- [WRITTEN INSTRUCTION]: Pull every line of the entries that has the word "case".

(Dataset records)
——————————

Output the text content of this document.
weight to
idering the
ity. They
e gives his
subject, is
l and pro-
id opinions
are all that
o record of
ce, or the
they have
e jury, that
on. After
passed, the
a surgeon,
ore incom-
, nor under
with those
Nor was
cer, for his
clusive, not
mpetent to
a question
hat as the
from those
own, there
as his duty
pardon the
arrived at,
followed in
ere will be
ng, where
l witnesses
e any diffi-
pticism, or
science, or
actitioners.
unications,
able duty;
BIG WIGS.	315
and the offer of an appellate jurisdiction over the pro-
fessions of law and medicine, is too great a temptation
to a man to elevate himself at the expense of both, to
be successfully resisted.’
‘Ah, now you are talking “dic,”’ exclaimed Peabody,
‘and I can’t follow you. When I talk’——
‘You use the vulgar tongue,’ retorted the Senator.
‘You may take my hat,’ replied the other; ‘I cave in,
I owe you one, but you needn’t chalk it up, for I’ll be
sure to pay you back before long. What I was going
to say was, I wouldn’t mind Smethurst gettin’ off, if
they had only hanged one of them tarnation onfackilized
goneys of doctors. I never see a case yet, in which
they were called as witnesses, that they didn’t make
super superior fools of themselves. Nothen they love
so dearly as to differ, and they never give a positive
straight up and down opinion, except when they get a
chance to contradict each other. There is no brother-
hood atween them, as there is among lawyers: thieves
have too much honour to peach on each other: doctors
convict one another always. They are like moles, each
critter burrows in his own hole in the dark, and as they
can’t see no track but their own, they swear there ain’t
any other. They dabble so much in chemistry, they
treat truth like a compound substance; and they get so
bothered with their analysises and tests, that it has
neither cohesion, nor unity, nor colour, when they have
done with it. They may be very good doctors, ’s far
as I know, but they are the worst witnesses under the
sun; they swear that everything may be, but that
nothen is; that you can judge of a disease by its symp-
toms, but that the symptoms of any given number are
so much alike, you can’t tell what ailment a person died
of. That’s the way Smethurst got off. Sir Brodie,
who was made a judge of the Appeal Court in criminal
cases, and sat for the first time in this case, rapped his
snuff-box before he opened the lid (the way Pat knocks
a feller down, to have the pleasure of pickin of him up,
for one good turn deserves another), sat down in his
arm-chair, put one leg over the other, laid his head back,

——————————

- [RESULT FOR THIS EXERCISE]:
goneys of doctors. I never see a case yet, in which
cases, and sat for the first time in this case, rapped his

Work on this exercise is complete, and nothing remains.